▸ Instructions to follow
Report the number of lines that include "autolamps", with no additional text.

[Stored data entries]
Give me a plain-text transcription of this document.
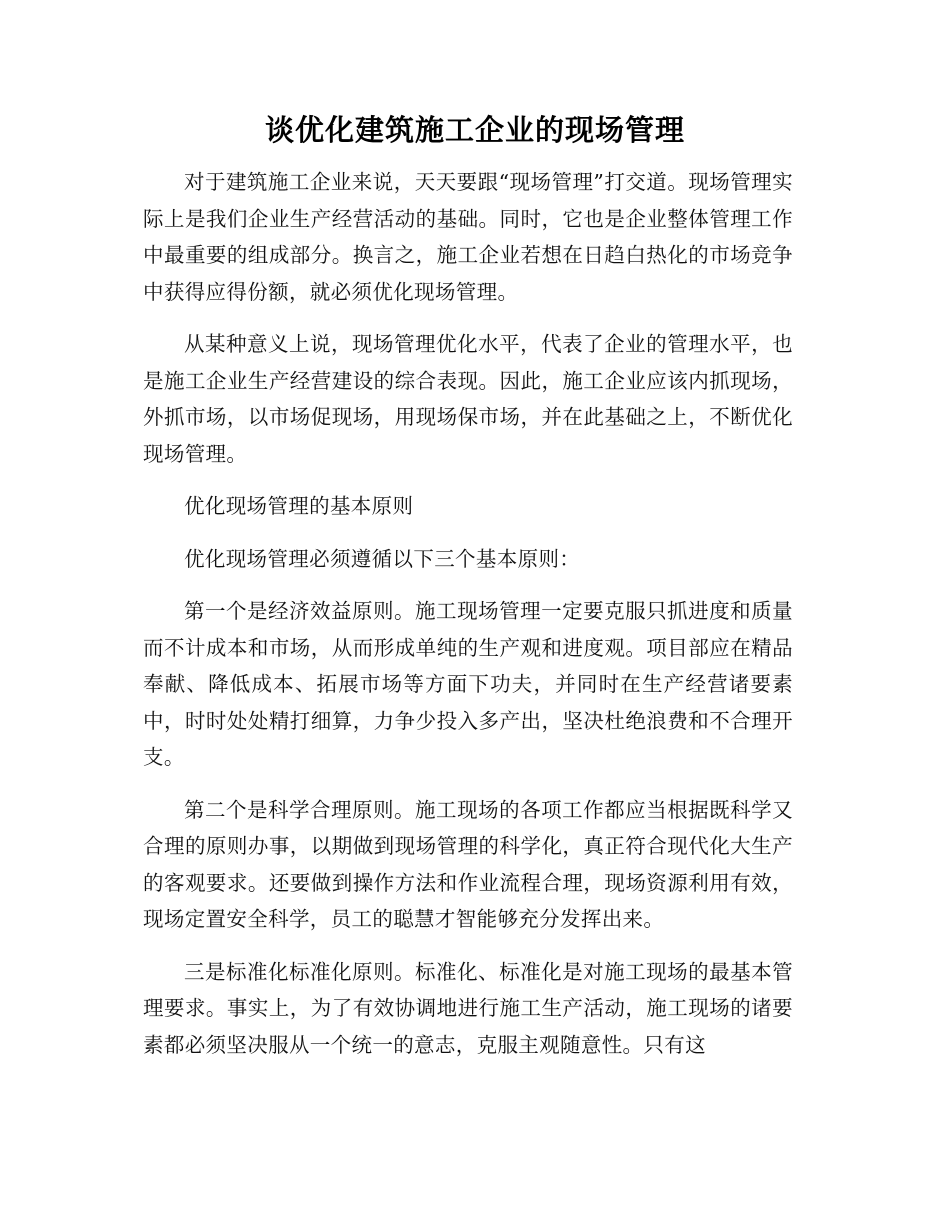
谈优化建筑施工企业的现场管理

对于建筑施工企业来说，天天要跟“现场管理”打交道。现场管理实际上是我们企业生产经营活动的基础。同时，它也是企业整体管理工作中最重要的组成部分。换言之，施工企业若想在日趋白热化的市场竞争中获得应得份额，就必须优化现场管理。

从某种意义上说，现场管理优化水平，代表了企业的管理水平，也是施工企业生产经营建设的综合表现。因此，施工企业应该内抓现场，外抓市场，以市场促现场，用现场保市场，并在此基础之上，不断优化现场管理。

优化现场管理的基本原则

优化现场管理必须遵循以下三个基本原则：

第一个是经济效益原则。施工现场管理一定要克服只抓进度和质量而不计成本和市场，从而形成单纯的生产观和进度观。项目部应在精品奉献、降低成本、拓展市场等方面下功夫，并同时在生产经营诸要素中，时时处处精打细算，力争少投入多产出，坚决杜绝浪费和不合理开支。

第二个是科学合理原则。施工现场的各项工作都应当根据既科学又合理的原则办事，以期做到现场管理的科学化，真正符合现代化大生产的客观要求。还要做到操作方法和作业流程合理，现场资源利用有效，现场定置安全科学，员工的聪慧才智能够充分发挥出来。

三是标准化标准化原则。标准化、标准化是对施工现场的最基本管理要求。事实上，为了有效协调地进行施工生产活动，施工现场的诸要素都必须坚决服从一个统一的意志，克服主观随意性。只有这
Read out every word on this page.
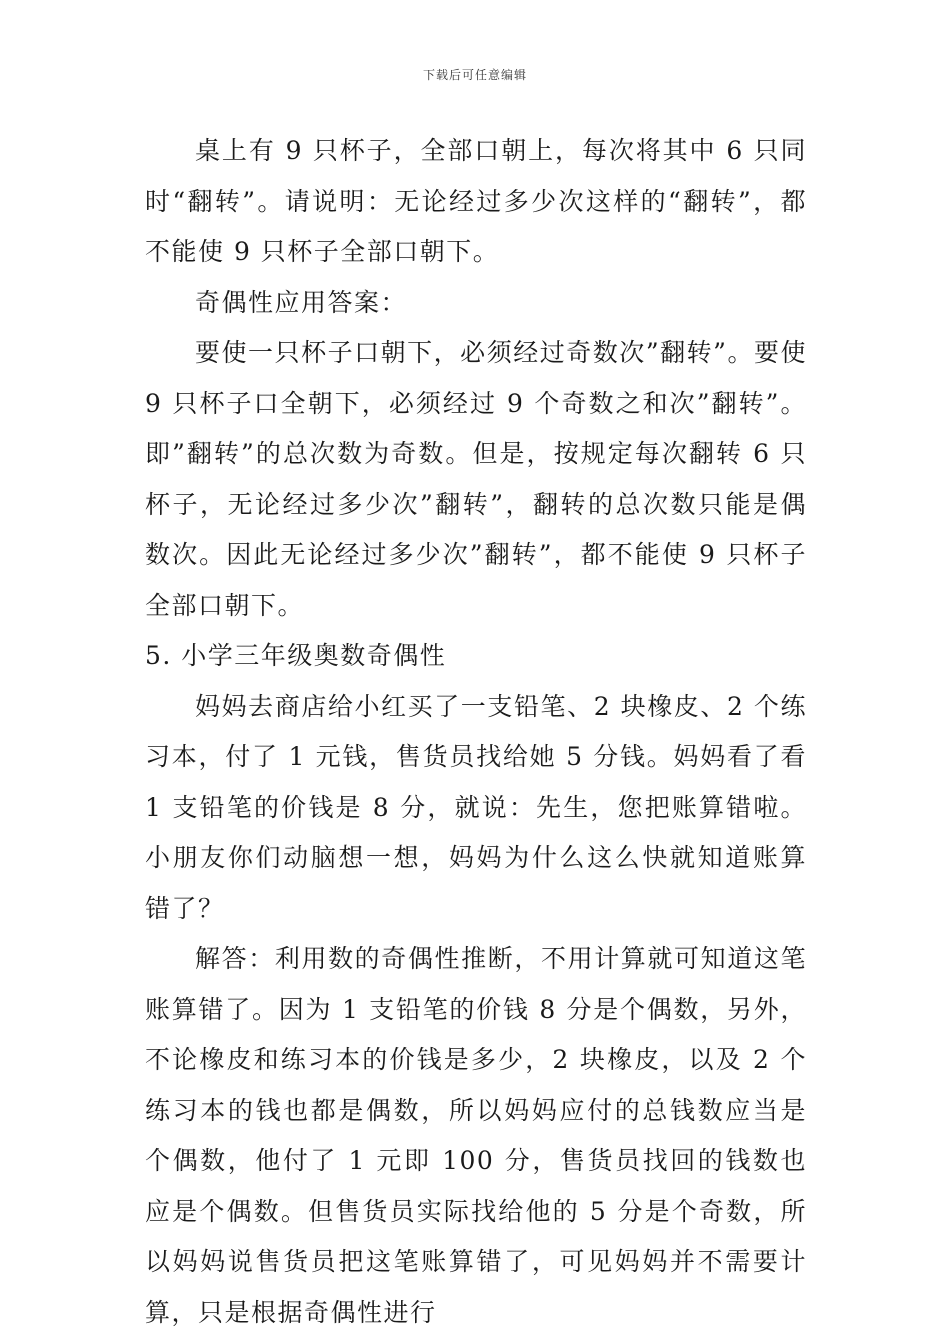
下载后可任意编辑

桌上有 9 只杯子，全部口朝上，每次将其中 6 只同时“翻转”。请说明：无论经过多少次这样的“翻转”，都不能使 9 只杯子全部口朝下。

奇偶性应用答案：

要使一只杯子口朝下，必须经过奇数次”翻转”。要使 9 只杯子口全朝下，必须经过 9 个奇数之和次”翻转”。即”翻转”的总次数为奇数。但是，按规定每次翻转 6 只杯子，无论经过多少次”翻转”，翻转的总次数只能是偶数次。因此无论经过多少次”翻转”，都不能使 9 只杯子全部口朝下。

5. 小学三年级奥数奇偶性

妈妈去商店给小红买了一支铅笔、2 块橡皮、2 个练习本，付了 1 元钱，售货员找给她 5 分钱。妈妈看了看 1 支铅笔的价钱是 8 分，就说：先生，您把账算错啦。小朋友你们动脑想一想，妈妈为什么这么快就知道账算错了？

解答：利用数的奇偶性推断，不用计算就可知道这笔账算错了。因为 1 支铅笔的价钱 8 分是个偶数，另外，不论橡皮和练习本的价钱是多少，2 块橡皮，以及 2 个练习本的钱也都是偶数，所以妈妈应付的总钱数应当是个偶数，他付了 1 元即 100 分，售货员找回的钱数也应是个偶数。但售货员实际找给他的 5 分是个奇数，所以妈妈说售货员把这笔账算错了，可见妈妈并不需要计算，只是根据奇偶性进行
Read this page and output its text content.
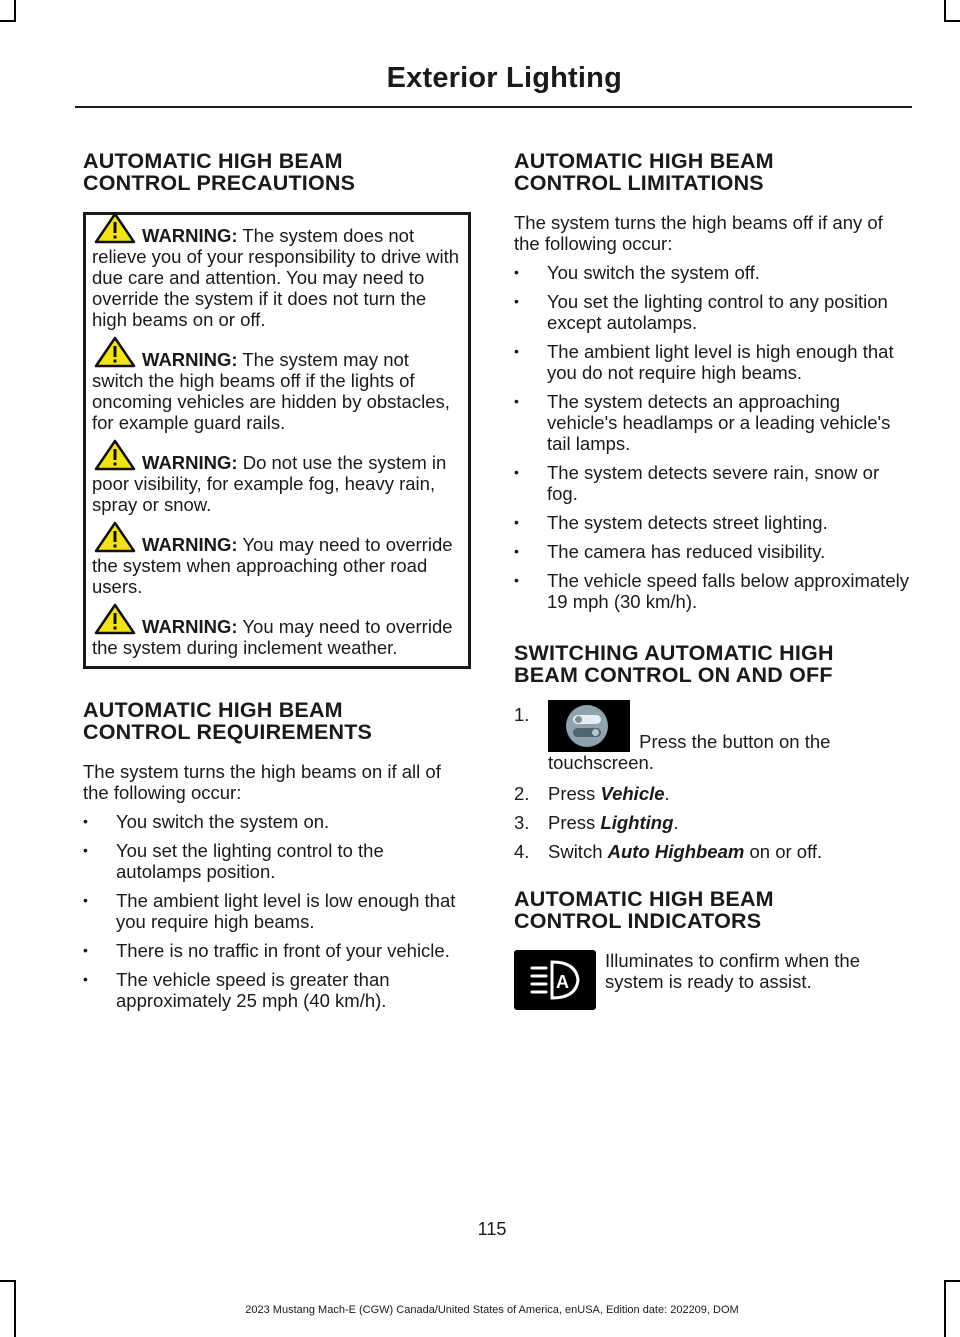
Exterior Lighting
AUTOMATIC HIGH BEAM
CONTROL PRECAUTIONS

WARNING: The system does not relieve you of your responsibility to drive with due care and attention. You may need to override the system if it does not turn the high beams on or off.

WARNING: The system may not switch the high beams off if the lights of oncoming vehicles are hidden by obstacles, for example guard rails.

WARNING: Do not use the system in poor visibility, for example fog, heavy rain, spray or snow.

WARNING: You may need to override the system when approaching other road users.

WARNING: You may need to override the system during inclement weather.

AUTOMATIC HIGH BEAM
CONTROL REQUIREMENTS

The system turns the high beams on if all of the following occur:

• You switch the system on.
• You set the lighting control to the autolamps position.
• The ambient light level is low enough that you require high beams.
• There is no traffic in front of your vehicle.
• The vehicle speed is greater than approximately 25 mph (40 km/h).
AUTOMATIC HIGH BEAM
CONTROL LIMITATIONS

The system turns the high beams off if any of the following occur:

• You switch the system off.
• You set the lighting control to any position except autolamps.
• The ambient light level is high enough that you do not require high beams.
• The system detects an approaching vehicle's headlamps or a leading vehicle's tail lamps.
• The system detects severe rain, snow or fog.
• The system detects street lighting.
• The camera has reduced visibility.
• The vehicle speed falls below approximately 19 mph (30 km/h).
SWITCHING AUTOMATIC HIGH
BEAM CONTROL ON AND OFF
1.
Press the button on the touchscreen.
2. Press Vehicle.
3. Press Lighting.
4. Switch Auto Highbeam on or off.
AUTOMATIC HIGH BEAM
CONTROL INDICATORS
A

Illuminates to confirm when the system is ready to assist.

115
2023 Mustang Mach-E (CGW) Canada/United States of America, enUSA, Edition date: 202209, DOM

▸ Exercise response
2